-------- Records for the exercise
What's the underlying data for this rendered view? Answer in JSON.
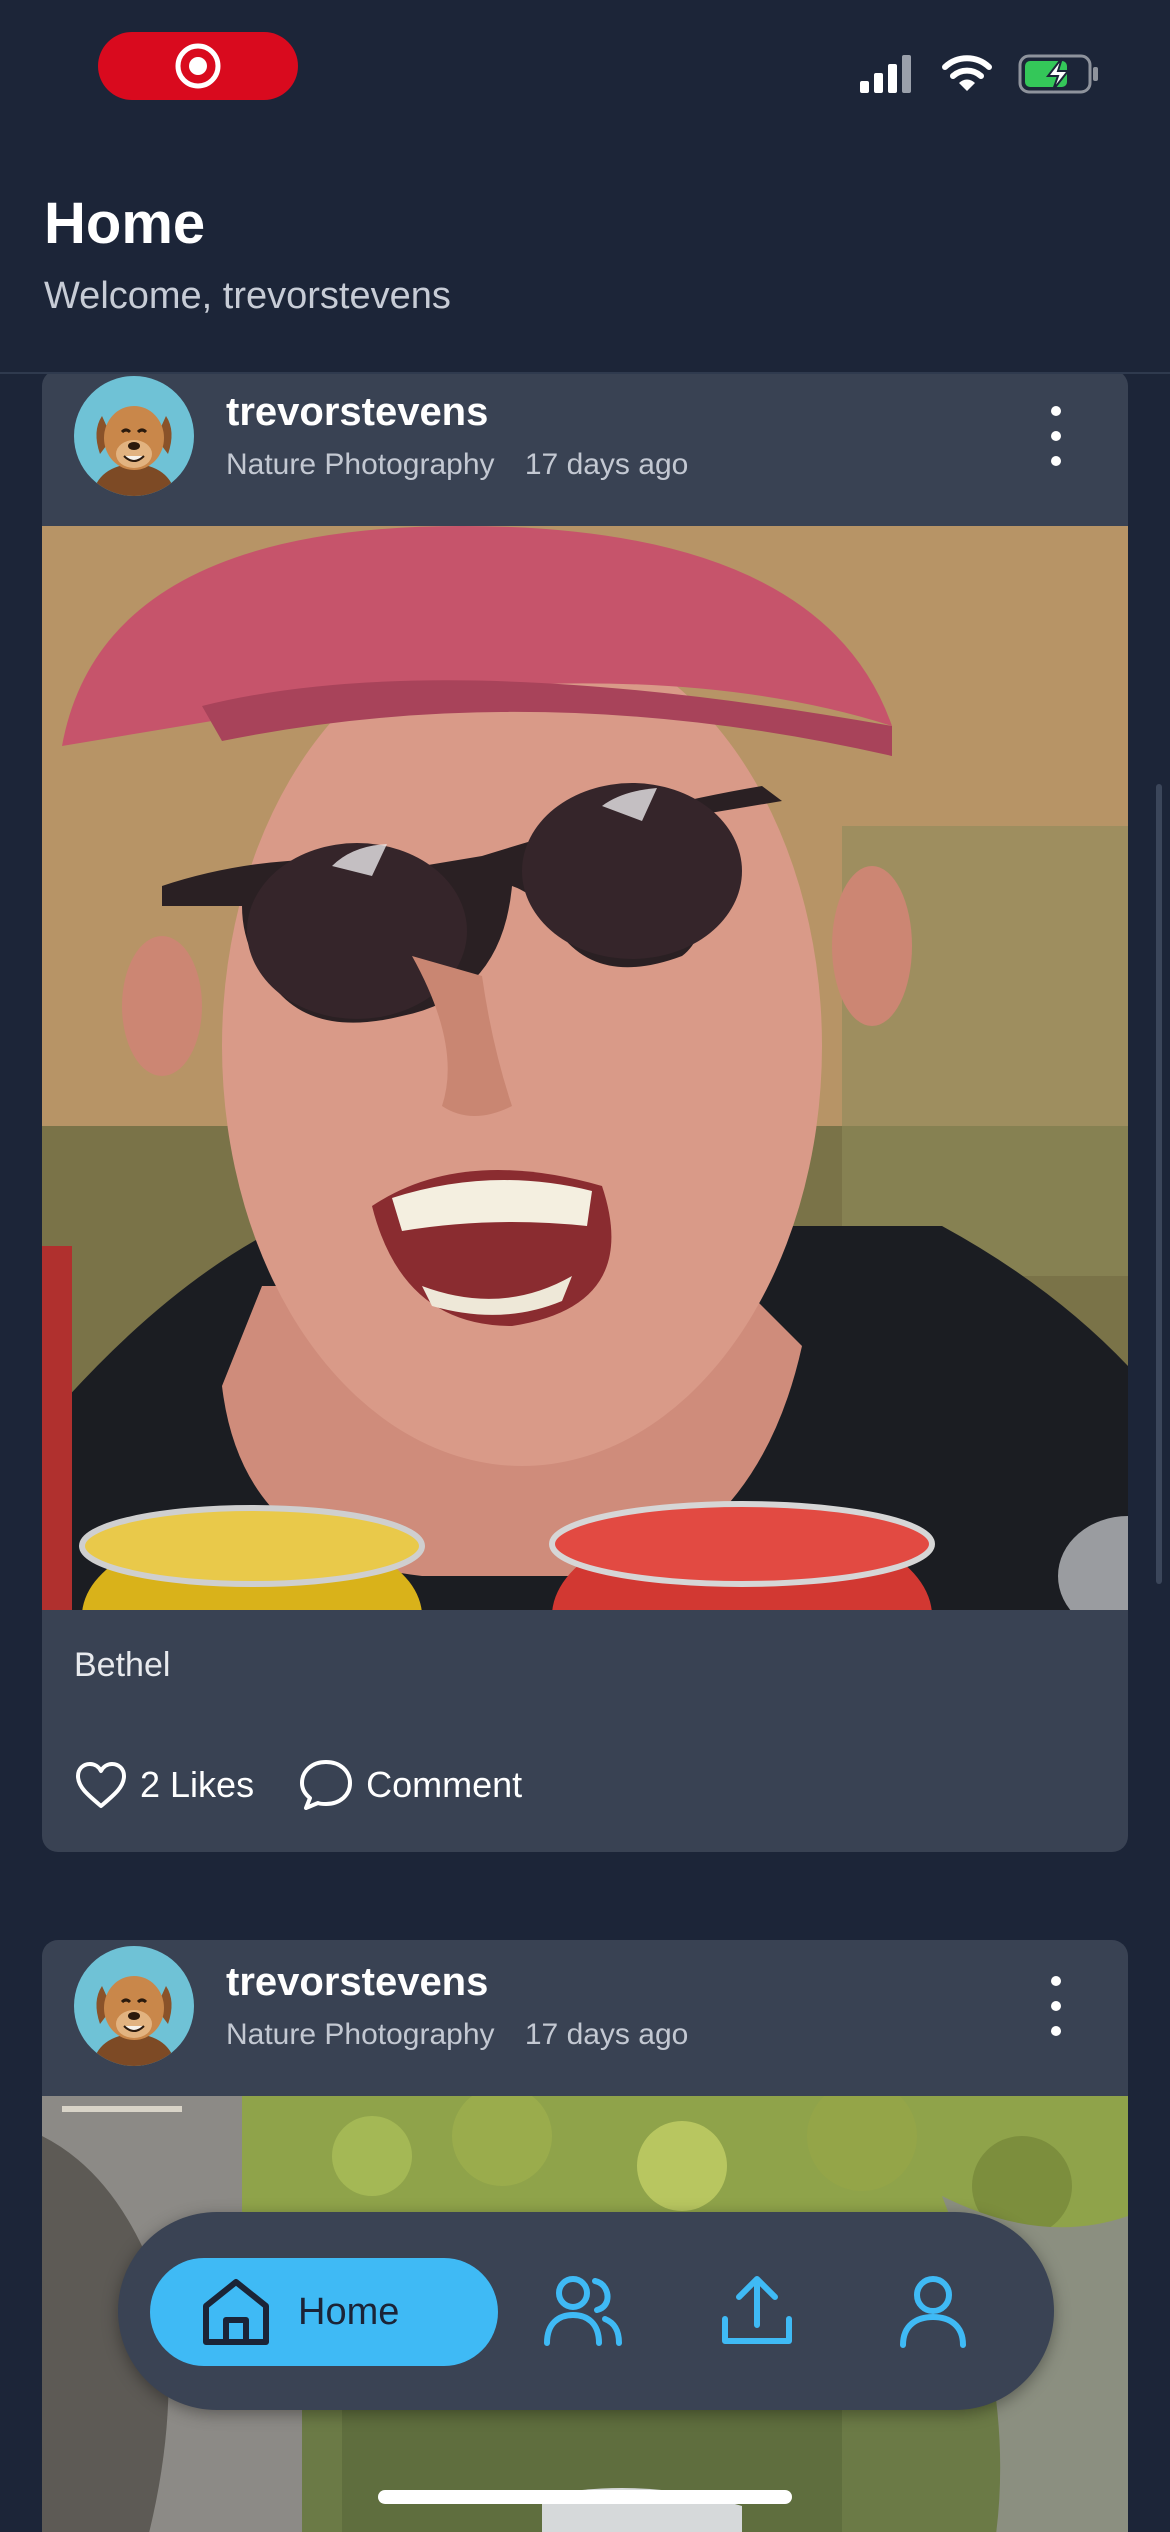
{
  "header": {
    "title": "Home",
    "subtitle": "Welcome, trevorstevens"
  },
  "posts": [
    {
      "username": "trevorstevens",
      "category": "Nature Photography",
      "time": "17 days ago",
      "caption": "Bethel",
      "likes_label": "2 Likes",
      "comment_label": "Comment"
    },
    {
      "username": "trevorstevens",
      "category": "Nature Photography",
      "time": "17 days ago"
    }
  ],
  "tab_bar": {
    "items": [
      {
        "label": "Home",
        "icon": "home-icon",
        "active": true
      },
      {
        "label": "",
        "icon": "friends-icon"
      },
      {
        "label": "",
        "icon": "upload-icon"
      },
      {
        "label": "",
        "icon": "profile-icon"
      }
    ]
  },
  "colors": {
    "background": "#1c2538",
    "card": "#394253",
    "accent": "#3fbaf5",
    "recording": "#d90a1e",
    "battery": "#34c759"
  }
}
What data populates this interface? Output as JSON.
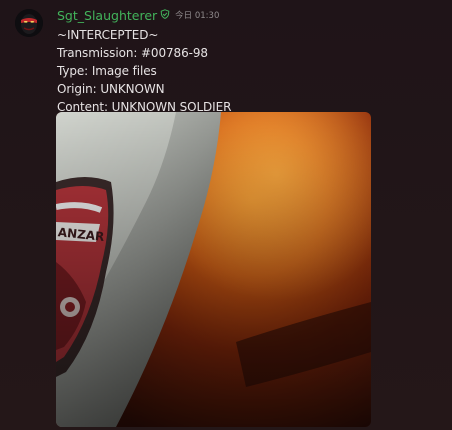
{
  "message": {
    "author": "Sgt_Slaughterer",
    "role_icon": "shield-icon",
    "timestamp": "今日 01:30",
    "content_lines": [
      "~INTERCEPTED~",
      "Transmission: #00786-98",
      "Type: Image files",
      "Origin: UNKNOWN",
      "Content: UNKNOWN SOLDIER"
    ],
    "attachment": {
      "kind": "image",
      "description_icon": "image-attachment-icon"
    }
  },
  "colors": {
    "background": "#221617",
    "username": "#42b35b",
    "text": "#e6e2e3",
    "timestamp": "#8f8a8c"
  }
}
----------------
Task statement: Count the lines of the data that include the string "UNKNOWN", and give only that number.

Answer to this problem: 2